### GIVEN REQUEST
Pick out each line with the word "ylabel" from the material that follows.

### RECORDS FOR THIS EXERCISE
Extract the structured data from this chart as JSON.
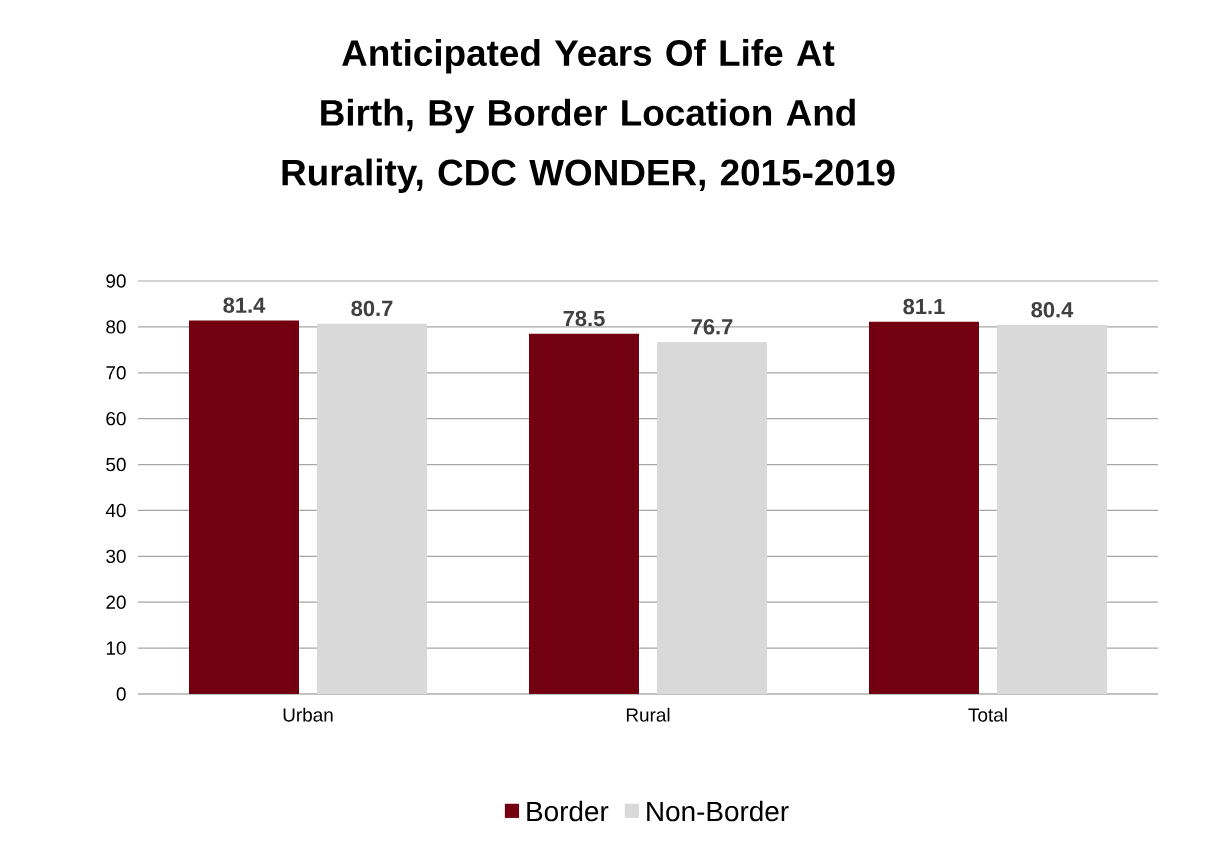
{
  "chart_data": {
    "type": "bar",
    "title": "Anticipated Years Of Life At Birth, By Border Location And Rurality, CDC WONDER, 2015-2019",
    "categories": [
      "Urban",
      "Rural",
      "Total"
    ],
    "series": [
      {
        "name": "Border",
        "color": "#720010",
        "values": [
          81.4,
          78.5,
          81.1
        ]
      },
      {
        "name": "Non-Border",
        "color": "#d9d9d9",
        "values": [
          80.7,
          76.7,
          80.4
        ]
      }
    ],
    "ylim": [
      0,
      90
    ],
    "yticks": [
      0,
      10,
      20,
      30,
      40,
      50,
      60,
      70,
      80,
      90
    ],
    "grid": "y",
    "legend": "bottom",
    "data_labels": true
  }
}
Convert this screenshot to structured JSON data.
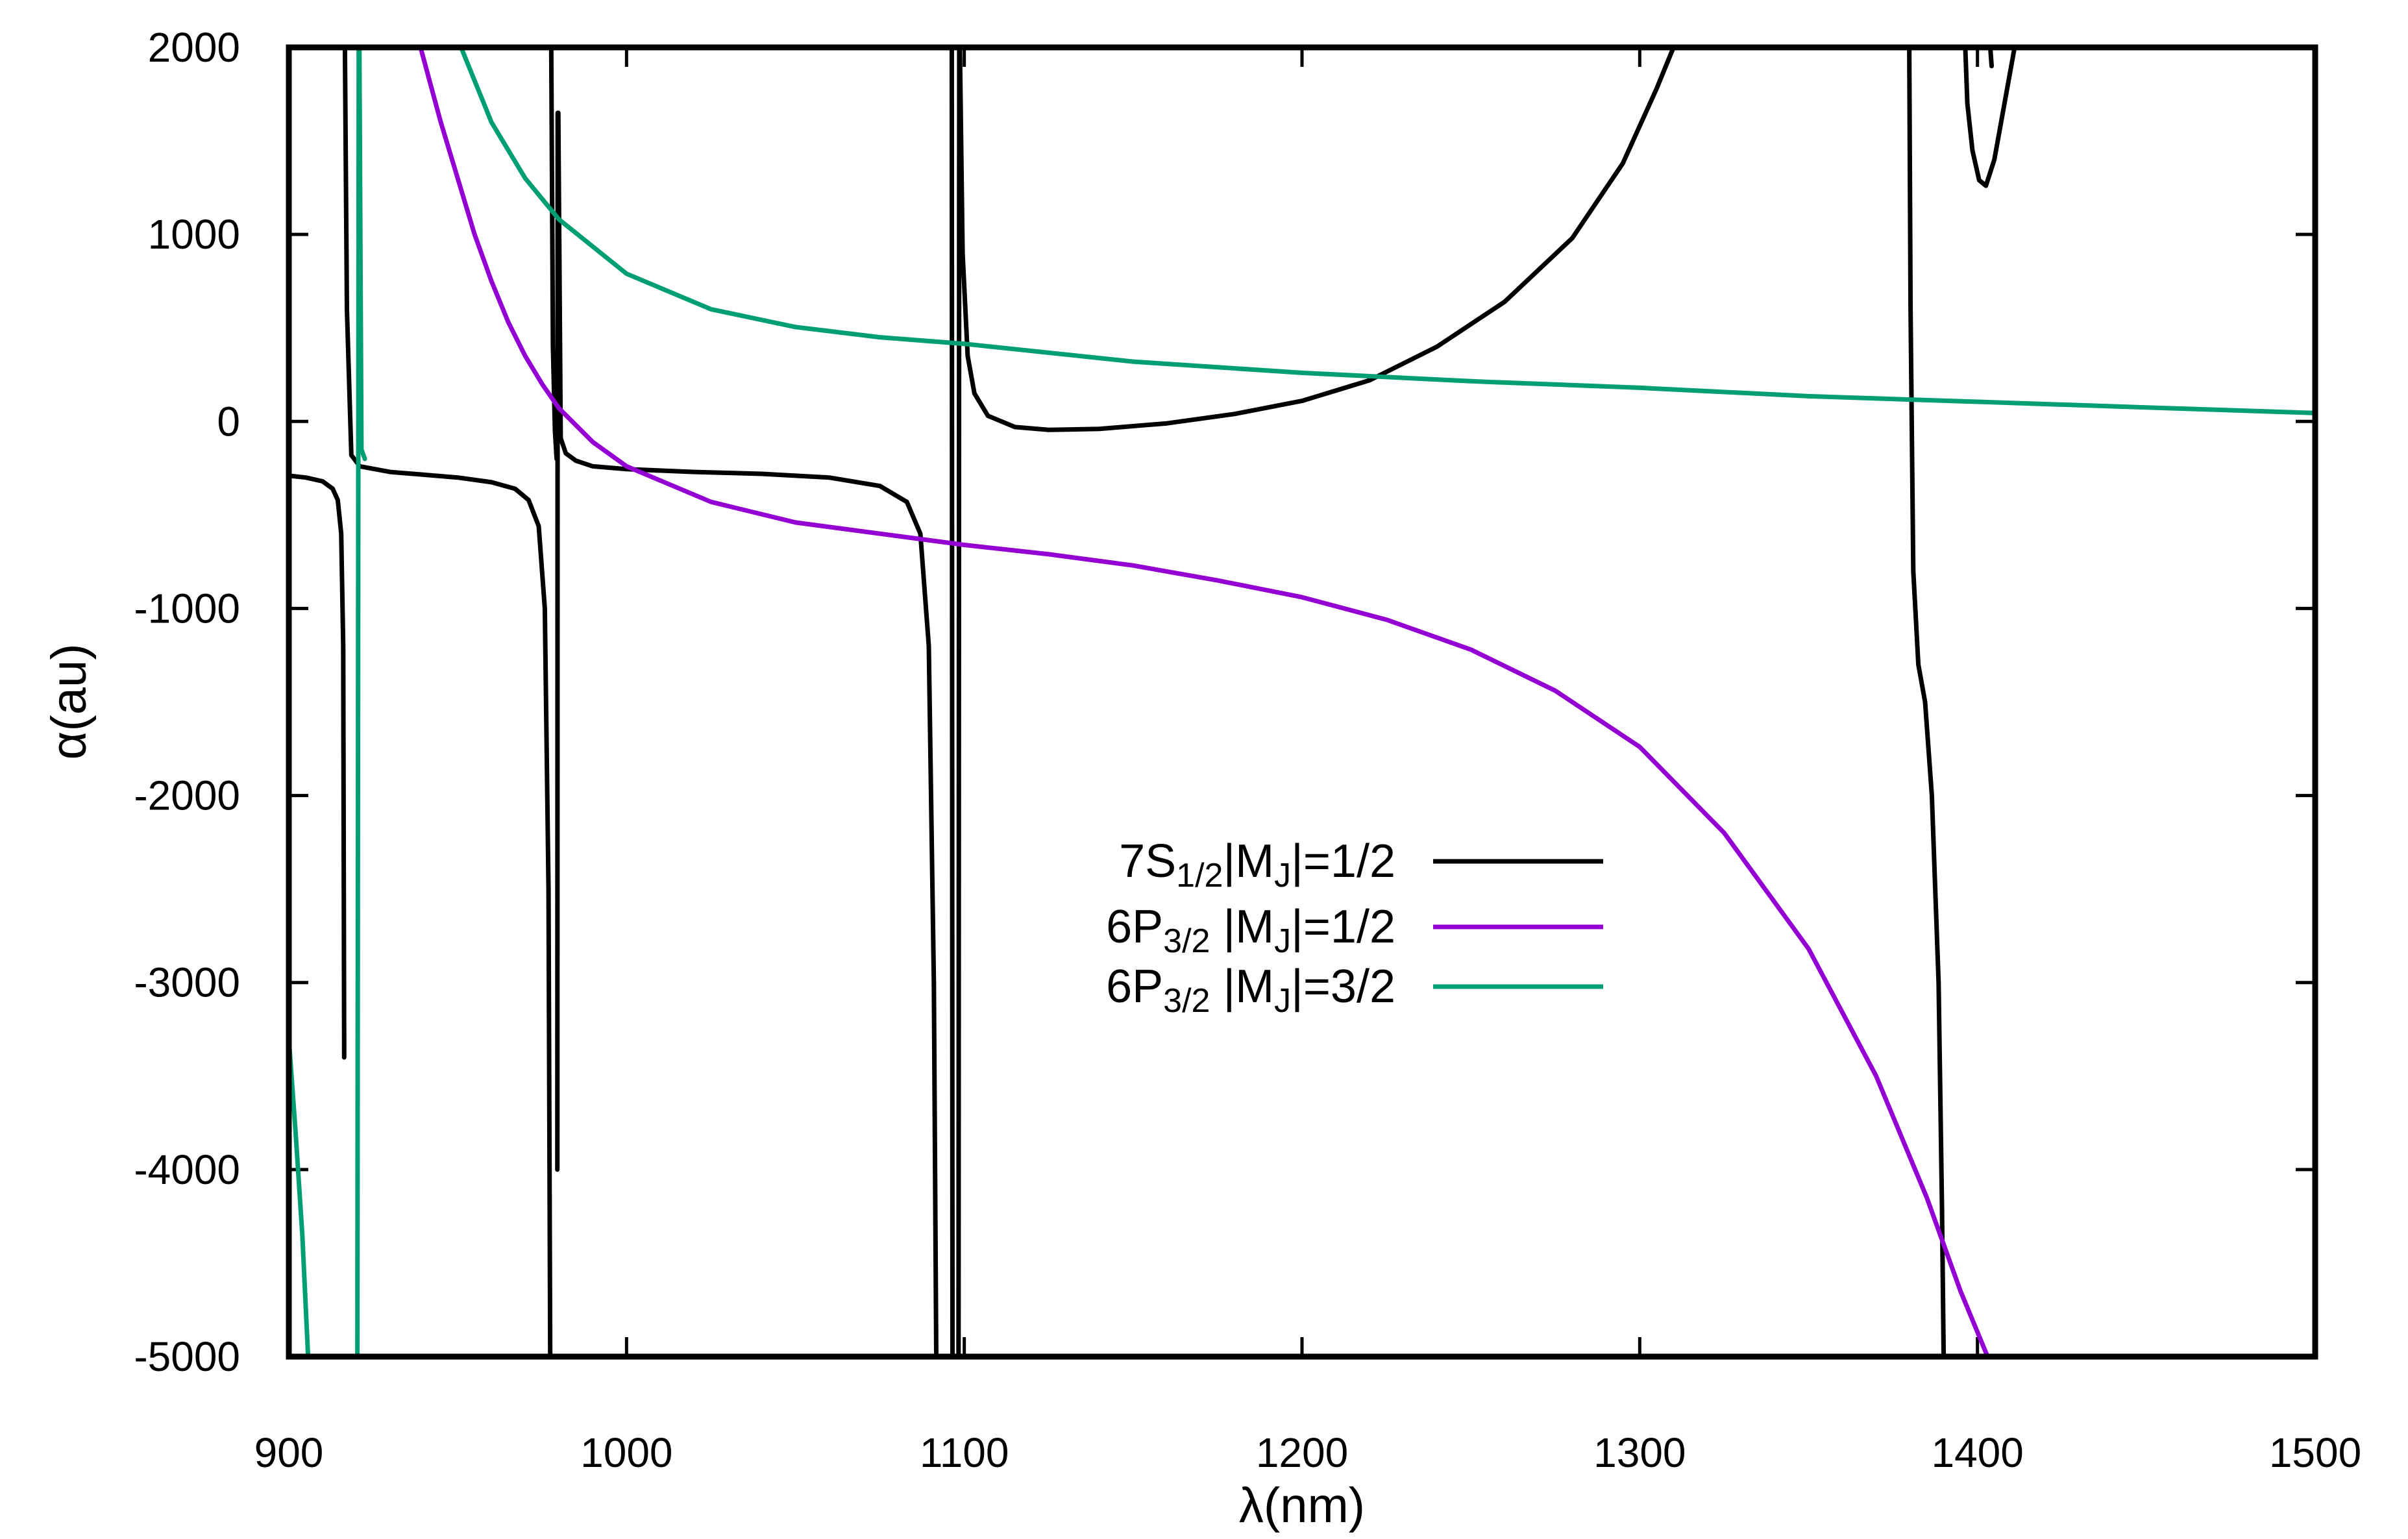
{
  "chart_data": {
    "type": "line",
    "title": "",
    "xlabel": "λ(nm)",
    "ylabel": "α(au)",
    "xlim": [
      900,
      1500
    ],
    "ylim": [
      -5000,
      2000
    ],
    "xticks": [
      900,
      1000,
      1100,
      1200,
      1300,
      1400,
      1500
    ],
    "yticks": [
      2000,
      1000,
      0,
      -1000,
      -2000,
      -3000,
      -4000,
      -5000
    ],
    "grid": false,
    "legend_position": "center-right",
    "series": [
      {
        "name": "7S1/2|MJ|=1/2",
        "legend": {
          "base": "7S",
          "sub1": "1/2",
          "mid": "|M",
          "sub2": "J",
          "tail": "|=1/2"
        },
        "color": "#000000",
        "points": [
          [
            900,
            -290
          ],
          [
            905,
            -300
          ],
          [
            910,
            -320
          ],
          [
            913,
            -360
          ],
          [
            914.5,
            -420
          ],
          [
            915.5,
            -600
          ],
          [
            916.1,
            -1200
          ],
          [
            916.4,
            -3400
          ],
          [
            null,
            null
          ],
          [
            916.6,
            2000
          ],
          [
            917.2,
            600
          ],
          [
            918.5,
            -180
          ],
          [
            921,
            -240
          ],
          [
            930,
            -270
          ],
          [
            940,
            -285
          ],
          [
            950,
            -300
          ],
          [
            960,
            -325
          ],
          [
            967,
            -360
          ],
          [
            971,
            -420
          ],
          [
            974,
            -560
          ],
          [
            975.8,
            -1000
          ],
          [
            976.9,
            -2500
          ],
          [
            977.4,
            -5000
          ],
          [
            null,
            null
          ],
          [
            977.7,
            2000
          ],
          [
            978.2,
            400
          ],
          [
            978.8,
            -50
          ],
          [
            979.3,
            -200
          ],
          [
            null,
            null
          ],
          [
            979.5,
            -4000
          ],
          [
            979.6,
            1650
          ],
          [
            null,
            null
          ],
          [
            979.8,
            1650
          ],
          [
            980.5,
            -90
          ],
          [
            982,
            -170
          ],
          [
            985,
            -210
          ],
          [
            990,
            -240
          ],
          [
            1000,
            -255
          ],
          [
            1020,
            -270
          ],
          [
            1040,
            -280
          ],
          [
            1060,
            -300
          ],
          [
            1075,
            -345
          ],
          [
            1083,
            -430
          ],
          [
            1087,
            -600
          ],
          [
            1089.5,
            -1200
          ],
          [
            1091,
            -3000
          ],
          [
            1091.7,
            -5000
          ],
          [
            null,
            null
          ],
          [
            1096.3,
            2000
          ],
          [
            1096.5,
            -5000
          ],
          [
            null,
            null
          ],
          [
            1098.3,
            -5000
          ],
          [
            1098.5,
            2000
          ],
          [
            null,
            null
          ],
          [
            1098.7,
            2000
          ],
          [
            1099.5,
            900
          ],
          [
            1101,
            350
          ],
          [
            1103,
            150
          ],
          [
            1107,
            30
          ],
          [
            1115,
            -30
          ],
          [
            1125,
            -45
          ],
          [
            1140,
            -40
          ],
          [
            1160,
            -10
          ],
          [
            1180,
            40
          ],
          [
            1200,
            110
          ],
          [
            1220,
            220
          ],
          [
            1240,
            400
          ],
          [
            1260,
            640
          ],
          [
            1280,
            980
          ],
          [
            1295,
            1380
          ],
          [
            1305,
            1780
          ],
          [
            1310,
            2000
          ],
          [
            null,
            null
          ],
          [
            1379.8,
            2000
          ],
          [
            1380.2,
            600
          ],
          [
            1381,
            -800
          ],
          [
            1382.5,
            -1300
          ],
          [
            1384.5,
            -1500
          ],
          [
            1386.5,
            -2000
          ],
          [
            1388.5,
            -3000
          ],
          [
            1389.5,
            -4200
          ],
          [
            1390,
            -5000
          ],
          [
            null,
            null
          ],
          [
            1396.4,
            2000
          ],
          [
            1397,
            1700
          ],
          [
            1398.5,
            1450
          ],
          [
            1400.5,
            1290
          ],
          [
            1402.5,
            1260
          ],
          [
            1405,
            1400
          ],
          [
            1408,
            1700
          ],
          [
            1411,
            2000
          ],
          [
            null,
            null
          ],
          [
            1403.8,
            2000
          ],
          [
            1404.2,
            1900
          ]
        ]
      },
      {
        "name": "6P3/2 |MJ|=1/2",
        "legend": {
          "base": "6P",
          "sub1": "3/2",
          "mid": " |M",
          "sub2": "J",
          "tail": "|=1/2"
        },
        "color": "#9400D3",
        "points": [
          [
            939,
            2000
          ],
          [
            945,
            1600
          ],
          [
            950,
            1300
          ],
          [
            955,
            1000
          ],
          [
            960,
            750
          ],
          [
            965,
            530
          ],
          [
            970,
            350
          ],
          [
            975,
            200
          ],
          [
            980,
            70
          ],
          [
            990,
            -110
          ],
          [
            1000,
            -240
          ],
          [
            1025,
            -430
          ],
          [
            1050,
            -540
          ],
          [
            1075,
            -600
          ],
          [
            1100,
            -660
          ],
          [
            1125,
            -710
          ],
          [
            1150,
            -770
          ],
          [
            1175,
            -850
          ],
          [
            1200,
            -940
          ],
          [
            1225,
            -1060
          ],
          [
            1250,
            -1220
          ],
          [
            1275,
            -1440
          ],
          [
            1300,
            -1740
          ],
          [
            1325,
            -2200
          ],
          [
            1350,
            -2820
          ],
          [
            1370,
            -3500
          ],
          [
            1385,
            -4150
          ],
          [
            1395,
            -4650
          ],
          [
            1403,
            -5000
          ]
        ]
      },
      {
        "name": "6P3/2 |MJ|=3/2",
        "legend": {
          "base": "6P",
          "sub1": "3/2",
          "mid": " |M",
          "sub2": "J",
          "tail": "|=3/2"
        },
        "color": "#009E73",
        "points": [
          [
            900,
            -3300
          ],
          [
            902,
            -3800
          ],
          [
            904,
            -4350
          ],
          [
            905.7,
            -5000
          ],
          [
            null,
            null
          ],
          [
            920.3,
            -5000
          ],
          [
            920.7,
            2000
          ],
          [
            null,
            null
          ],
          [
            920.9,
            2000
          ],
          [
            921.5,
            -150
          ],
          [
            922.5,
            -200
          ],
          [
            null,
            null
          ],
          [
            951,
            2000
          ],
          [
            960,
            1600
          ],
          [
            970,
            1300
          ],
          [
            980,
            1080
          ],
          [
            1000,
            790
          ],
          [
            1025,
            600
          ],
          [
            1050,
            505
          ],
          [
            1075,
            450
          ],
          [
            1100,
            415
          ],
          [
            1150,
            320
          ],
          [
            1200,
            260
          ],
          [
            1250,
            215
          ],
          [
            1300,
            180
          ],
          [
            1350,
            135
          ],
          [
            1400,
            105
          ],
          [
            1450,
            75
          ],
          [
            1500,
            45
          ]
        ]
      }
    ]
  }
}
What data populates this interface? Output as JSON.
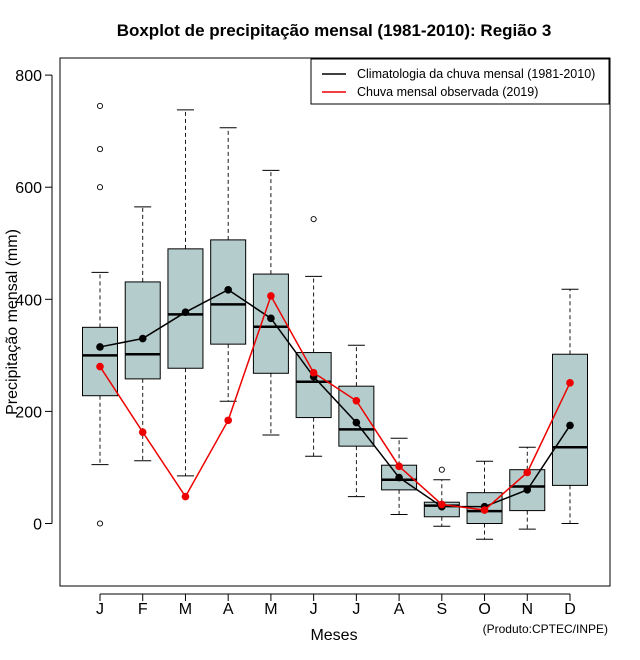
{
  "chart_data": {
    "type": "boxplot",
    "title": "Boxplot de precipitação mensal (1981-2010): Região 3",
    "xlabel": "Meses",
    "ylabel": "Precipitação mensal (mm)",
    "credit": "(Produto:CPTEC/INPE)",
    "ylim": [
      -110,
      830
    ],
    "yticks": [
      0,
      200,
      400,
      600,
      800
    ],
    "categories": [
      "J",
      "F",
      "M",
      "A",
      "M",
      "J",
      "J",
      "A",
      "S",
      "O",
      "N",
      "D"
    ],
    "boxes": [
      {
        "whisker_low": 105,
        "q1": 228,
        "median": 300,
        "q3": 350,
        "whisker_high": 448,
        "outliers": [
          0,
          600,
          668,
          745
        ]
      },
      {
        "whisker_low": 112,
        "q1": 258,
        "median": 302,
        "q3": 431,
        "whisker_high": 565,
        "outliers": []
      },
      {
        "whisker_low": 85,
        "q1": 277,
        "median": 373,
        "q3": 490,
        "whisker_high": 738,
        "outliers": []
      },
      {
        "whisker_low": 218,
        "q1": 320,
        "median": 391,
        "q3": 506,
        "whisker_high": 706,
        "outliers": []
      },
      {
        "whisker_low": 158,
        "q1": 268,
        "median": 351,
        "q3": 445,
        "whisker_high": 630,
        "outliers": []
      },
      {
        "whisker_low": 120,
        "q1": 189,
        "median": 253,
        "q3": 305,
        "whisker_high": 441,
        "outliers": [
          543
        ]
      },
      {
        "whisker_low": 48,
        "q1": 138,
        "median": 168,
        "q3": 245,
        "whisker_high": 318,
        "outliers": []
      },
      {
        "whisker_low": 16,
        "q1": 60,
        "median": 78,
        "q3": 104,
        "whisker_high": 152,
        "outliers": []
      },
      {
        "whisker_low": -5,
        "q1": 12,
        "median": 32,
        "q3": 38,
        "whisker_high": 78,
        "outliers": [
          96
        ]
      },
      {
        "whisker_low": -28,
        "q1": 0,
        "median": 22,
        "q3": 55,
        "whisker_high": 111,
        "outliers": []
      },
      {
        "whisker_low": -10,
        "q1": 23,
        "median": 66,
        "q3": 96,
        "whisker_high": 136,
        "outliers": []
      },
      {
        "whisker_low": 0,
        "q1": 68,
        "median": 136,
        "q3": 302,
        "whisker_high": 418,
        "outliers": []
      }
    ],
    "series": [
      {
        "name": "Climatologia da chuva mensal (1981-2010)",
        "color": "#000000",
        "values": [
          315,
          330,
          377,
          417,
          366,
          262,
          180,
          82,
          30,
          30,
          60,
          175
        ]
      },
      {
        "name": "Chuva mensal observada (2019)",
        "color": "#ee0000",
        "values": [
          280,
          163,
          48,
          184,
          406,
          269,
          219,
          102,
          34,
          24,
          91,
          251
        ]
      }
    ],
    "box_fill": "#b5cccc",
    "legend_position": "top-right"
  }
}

### TASK RESPONSE
    "ylabel": "α(au)",
    "ylabel": "Precipitação mensal (mm)",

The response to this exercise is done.